### [Task to complete]
All of the records below must be output exactly, with no pictures carried over.

### [Material for this task]
begin

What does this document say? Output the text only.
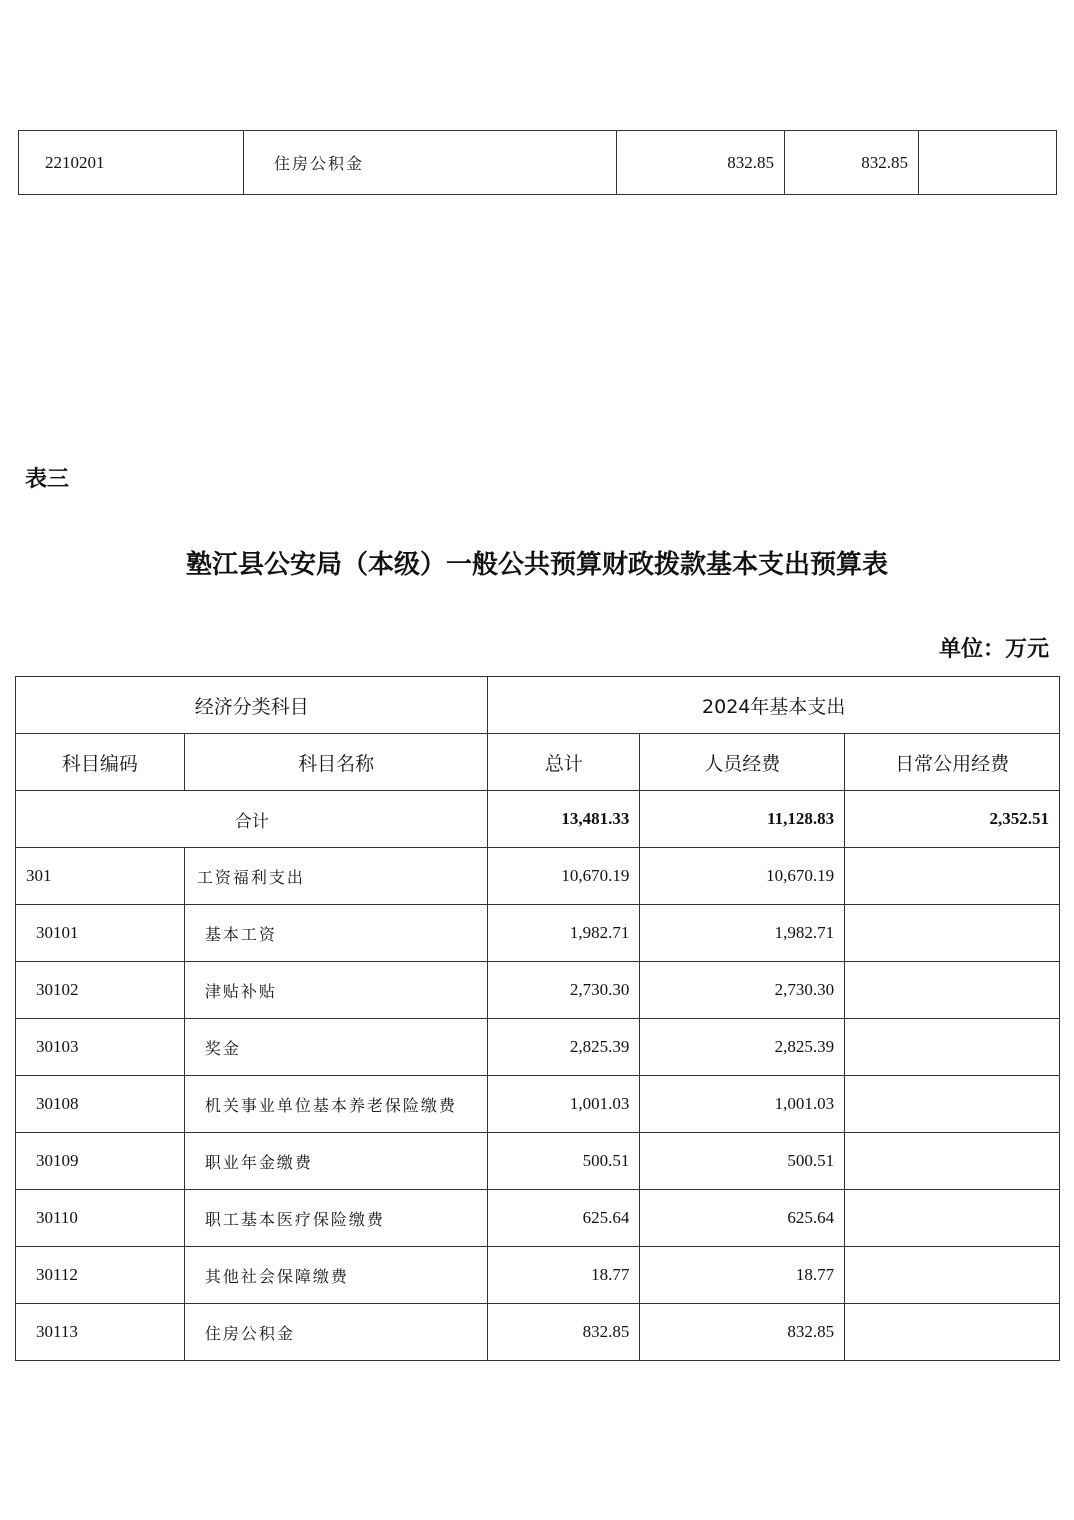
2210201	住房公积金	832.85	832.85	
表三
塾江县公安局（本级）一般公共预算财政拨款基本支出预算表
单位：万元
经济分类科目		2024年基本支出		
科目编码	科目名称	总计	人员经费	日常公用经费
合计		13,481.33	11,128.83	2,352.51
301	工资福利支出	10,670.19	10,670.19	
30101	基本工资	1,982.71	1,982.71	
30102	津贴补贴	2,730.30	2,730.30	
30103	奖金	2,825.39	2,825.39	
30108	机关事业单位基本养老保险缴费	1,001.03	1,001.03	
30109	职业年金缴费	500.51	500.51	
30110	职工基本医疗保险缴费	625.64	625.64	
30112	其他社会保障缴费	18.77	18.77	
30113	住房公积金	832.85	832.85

end

### [Exercise response]
What does this document say? Output the text only.
2210201	住房公积金	832.85	832.85	
表三
塾江县公安局（本级）一般公共预算财政拨款基本支出预算表
单位：万元
经济分类科目		2024年基本支出		
科目编码	科目名称	总计	人员经费	日常公用经费
合计		13,481.33	11,128.83	2,352.51
301	工资福利支出	10,670.19	10,670.19	
30101	基本工资	1,982.71	1,982.71	
30102	津贴补贴	2,730.30	2,730.30	
30103	奖金	2,825.39	2,825.39	
30108	机关事业单位基本养老保险缴费	1,001.03	1,001.03	
30109	职业年金缴费	500.51	500.51	
30110	职工基本医疗保险缴费	625.64	625.64	
30112	其他社会保障缴费	18.77	18.77	
30113	住房公积金	832.85	832.85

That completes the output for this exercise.